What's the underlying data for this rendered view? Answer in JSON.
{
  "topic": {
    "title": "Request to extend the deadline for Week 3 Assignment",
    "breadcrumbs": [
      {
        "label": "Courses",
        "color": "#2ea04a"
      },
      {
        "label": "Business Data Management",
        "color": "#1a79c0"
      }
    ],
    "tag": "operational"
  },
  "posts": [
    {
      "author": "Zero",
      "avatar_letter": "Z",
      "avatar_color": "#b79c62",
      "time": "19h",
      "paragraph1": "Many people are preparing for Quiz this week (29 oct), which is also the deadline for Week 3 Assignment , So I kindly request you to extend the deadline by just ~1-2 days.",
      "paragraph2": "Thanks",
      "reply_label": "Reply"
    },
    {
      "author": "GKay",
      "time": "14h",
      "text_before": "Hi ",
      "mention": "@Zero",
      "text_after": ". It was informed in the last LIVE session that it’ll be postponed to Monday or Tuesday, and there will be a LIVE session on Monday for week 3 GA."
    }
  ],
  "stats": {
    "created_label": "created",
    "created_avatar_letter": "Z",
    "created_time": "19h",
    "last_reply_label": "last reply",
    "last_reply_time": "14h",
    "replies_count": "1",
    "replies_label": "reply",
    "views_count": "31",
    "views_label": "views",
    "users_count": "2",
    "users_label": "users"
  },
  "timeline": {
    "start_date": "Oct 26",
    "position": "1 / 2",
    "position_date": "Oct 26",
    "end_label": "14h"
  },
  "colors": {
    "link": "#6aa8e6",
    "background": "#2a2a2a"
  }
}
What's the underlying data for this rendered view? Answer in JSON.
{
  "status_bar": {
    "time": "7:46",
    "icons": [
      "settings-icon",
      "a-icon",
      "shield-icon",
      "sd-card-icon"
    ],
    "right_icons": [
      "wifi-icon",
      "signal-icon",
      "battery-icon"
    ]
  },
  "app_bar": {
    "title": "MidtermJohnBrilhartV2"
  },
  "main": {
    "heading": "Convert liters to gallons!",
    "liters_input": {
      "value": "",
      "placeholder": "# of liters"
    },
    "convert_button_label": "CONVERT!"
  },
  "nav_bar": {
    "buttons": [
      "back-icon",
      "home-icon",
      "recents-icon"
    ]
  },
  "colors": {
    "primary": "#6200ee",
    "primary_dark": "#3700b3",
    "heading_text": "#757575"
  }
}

++++++

• Exercise task:
Make an exact copy of the material above.

• The reply:
What's the underlying data for this rendered view? Answer in JSON.
{
  "topic": {
    "title": "Request to extend the deadline for Week 3 Assignment",
    "breadcrumbs": [
      {
        "label": "Courses",
        "color": "#2ea04a"
      },
      {
        "label": "Business Data Management",
        "color": "#1a79c0"
      }
    ],
    "tag": "operational"
  },
  "posts": [
    {
      "author": "Zero",
      "avatar_letter": "Z",
      "avatar_color": "#b79c62",
      "time": "19h",
      "paragraph1": "Many people are preparing for Quiz this week (29 oct), which is also the deadline for Week 3 Assignment , So I kindly request you to extend the deadline by just ~1-2 days.",
      "paragraph2": "Thanks",
      "reply_label": "Reply"
    },
    {
      "author": "GKay",
      "time": "14h",
      "text_before": "Hi ",
      "mention": "@Zero",
      "text_after": ". It was informed in the last LIVE session that it’ll be postponed to Monday or Tuesday, and there will be a LIVE session on Monday for week 3 GA."
    }
  ],
  "stats": {
    "created_label": "created",
    "created_avatar_letter": "Z",
    "created_time": "19h",
    "last_reply_label": "last reply",
    "last_reply_time": "14h",
    "replies_count": "1",
    "replies_label": "reply",
    "views_count": "31",
    "views_label": "views",
    "users_count": "2",
    "users_label": "users"
  },
  "timeline": {
    "start_date": "Oct 26",
    "position": "1 / 2",
    "position_date": "Oct 26",
    "end_label": "14h"
  },
  "colors": {
    "link": "#6aa8e6",
    "background": "#2a2a2a"
  }
}
What's the underlying data for this rendered view? Answer in JSON.
{
  "status_bar": {
    "time": "7:46",
    "icons": [
      "settings-icon",
      "a-icon",
      "shield-icon",
      "sd-card-icon"
    ],
    "right_icons": [
      "wifi-icon",
      "signal-icon",
      "battery-icon"
    ]
  },
  "app_bar": {
    "title": "MidtermJohnBrilhartV2"
  },
  "main": {
    "heading": "Convert liters to gallons!",
    "liters_input": {
      "value": "",
      "placeholder": "# of liters"
    },
    "convert_button_label": "CONVERT!"
  },
  "nav_bar": {
    "buttons": [
      "back-icon",
      "home-icon",
      "recents-icon"
    ]
  },
  "colors": {
    "primary": "#6200ee",
    "primary_dark": "#3700b3",
    "heading_text": "#757575"
  }
}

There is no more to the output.